Set down the material below in full, matching it exactly.

[Chart and figure data]
"""
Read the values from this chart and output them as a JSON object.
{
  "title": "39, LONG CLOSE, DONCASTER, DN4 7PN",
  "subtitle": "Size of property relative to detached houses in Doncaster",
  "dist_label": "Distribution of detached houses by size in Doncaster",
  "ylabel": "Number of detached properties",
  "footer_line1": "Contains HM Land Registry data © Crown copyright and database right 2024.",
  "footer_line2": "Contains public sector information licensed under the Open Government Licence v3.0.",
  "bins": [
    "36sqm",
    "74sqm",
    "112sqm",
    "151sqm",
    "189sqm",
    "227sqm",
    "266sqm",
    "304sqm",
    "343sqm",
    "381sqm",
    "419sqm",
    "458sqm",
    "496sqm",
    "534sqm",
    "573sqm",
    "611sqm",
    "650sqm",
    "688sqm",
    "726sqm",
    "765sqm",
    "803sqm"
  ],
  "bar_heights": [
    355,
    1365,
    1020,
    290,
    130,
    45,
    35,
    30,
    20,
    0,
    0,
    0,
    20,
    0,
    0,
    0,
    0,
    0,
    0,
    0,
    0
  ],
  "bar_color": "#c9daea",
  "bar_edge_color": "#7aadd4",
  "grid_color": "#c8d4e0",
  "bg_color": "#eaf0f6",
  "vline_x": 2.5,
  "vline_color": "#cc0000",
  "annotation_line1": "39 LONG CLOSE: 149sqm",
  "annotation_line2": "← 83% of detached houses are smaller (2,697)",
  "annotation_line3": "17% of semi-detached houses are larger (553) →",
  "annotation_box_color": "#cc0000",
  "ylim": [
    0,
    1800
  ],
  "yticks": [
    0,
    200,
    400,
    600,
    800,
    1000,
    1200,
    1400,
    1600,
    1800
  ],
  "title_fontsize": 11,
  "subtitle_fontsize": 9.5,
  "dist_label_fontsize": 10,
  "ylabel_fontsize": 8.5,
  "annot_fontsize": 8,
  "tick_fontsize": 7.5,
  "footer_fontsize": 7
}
"""
Correct output:
Read the values from this chart and output them as a JSON object.
{
  "title": "39, LONG CLOSE, DONCASTER, DN4 7PN",
  "subtitle": "Size of property relative to detached houses in Doncaster",
  "dist_label": "Distribution of detached houses by size in Doncaster",
  "ylabel": "Number of detached properties",
  "footer_line1": "Contains HM Land Registry data © Crown copyright and database right 2024.",
  "footer_line2": "Contains public sector information licensed under the Open Government Licence v3.0.",
  "bins": [
    "36sqm",
    "74sqm",
    "112sqm",
    "151sqm",
    "189sqm",
    "227sqm",
    "266sqm",
    "304sqm",
    "343sqm",
    "381sqm",
    "419sqm",
    "458sqm",
    "496sqm",
    "534sqm",
    "573sqm",
    "611sqm",
    "650sqm",
    "688sqm",
    "726sqm",
    "765sqm",
    "803sqm"
  ],
  "bar_heights": [
    355,
    1365,
    1020,
    290,
    130,
    45,
    35,
    30,
    20,
    0,
    0,
    0,
    20,
    0,
    0,
    0,
    0,
    0,
    0,
    0,
    0
  ],
  "bar_color": "#c9daea",
  "bar_edge_color": "#7aadd4",
  "grid_color": "#c8d4e0",
  "bg_color": "#eaf0f6",
  "vline_x": 2.5,
  "vline_color": "#cc0000",
  "annotation_line1": "39 LONG CLOSE: 149sqm",
  "annotation_line2": "← 83% of detached houses are smaller (2,697)",
  "annotation_line3": "17% of semi-detached houses are larger (553) →",
  "annotation_box_color": "#cc0000",
  "ylim": [
    0,
    1800
  ],
  "yticks": [
    0,
    200,
    400,
    600,
    800,
    1000,
    1200,
    1400,
    1600,
    1800
  ],
  "title_fontsize": 11,
  "subtitle_fontsize": 9.5,
  "dist_label_fontsize": 10,
  "ylabel_fontsize": 8.5,
  "annot_fontsize": 8,
  "tick_fontsize": 7.5,
  "footer_fontsize": 7
}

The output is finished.